## WHAT YOU WILL DO:
With the images removed, repeat the data below exactly.

## Extracted data entries:
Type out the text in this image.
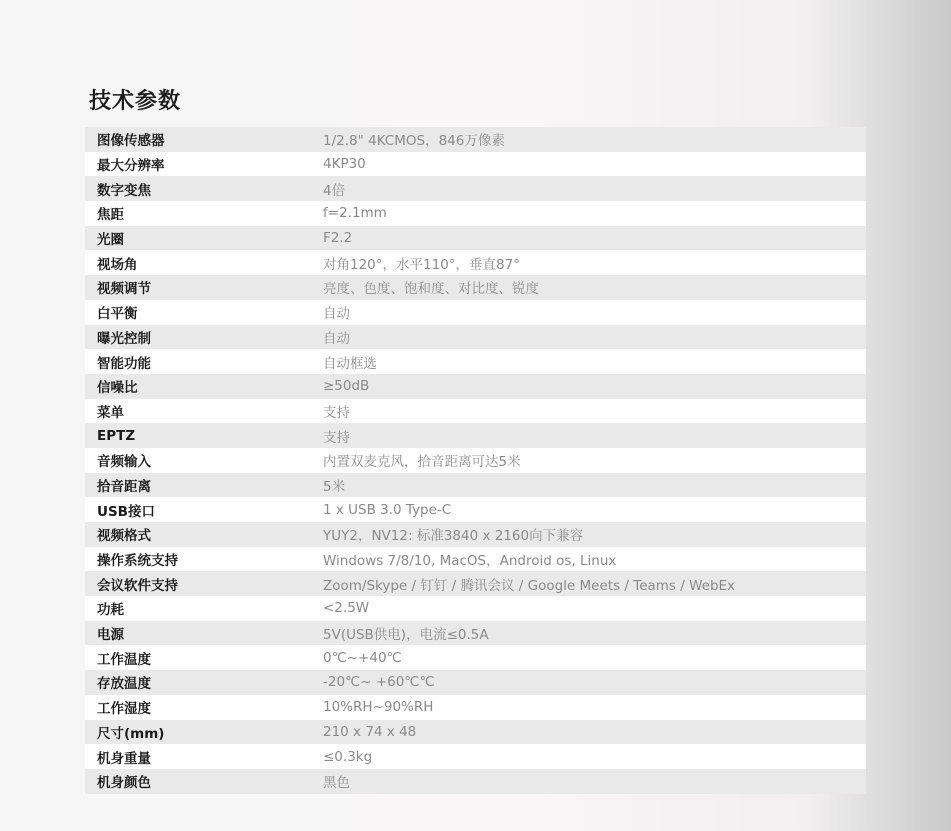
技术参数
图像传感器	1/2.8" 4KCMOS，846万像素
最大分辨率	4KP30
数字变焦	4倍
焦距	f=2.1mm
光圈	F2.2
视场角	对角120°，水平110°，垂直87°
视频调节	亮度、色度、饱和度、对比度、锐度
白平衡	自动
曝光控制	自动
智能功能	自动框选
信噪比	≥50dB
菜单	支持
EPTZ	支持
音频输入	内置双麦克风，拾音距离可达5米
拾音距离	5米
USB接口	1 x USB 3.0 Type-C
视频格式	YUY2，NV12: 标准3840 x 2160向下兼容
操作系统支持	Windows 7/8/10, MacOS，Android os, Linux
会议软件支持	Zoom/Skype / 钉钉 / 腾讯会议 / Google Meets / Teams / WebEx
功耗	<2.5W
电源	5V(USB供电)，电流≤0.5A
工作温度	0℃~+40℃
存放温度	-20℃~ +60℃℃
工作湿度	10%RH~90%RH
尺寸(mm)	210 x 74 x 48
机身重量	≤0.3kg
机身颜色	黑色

## OUTPUT:
Type out the text in this image.
技术参数
图像传感器	1/2.8" 4KCMOS，846万像素
最大分辨率	4KP30
数字变焦	4倍
焦距	f=2.1mm
光圈	F2.2
视场角	对角120°，水平110°，垂直87°
视频调节	亮度、色度、饱和度、对比度、锐度
白平衡	自动
曝光控制	自动
智能功能	自动框选
信噪比	≥50dB
菜单	支持
EPTZ	支持
音频输入	内置双麦克风，拾音距离可达5米
拾音距离	5米
USB接口	1 x USB 3.0 Type-C
视频格式	YUY2，NV12: 标准3840 x 2160向下兼容
操作系统支持	Windows 7/8/10, MacOS，Android os, Linux
会议软件支持	Zoom/Skype / 钉钉 / 腾讯会议 / Google Meets / Teams / WebEx
功耗	<2.5W
电源	5V(USB供电)，电流≤0.5A
工作温度	0℃~+40℃
存放温度	-20℃~ +60℃℃
工作湿度	10%RH~90%RH
尺寸(mm)	210 x 74 x 48
机身重量	≤0.3kg
机身颜色	黑色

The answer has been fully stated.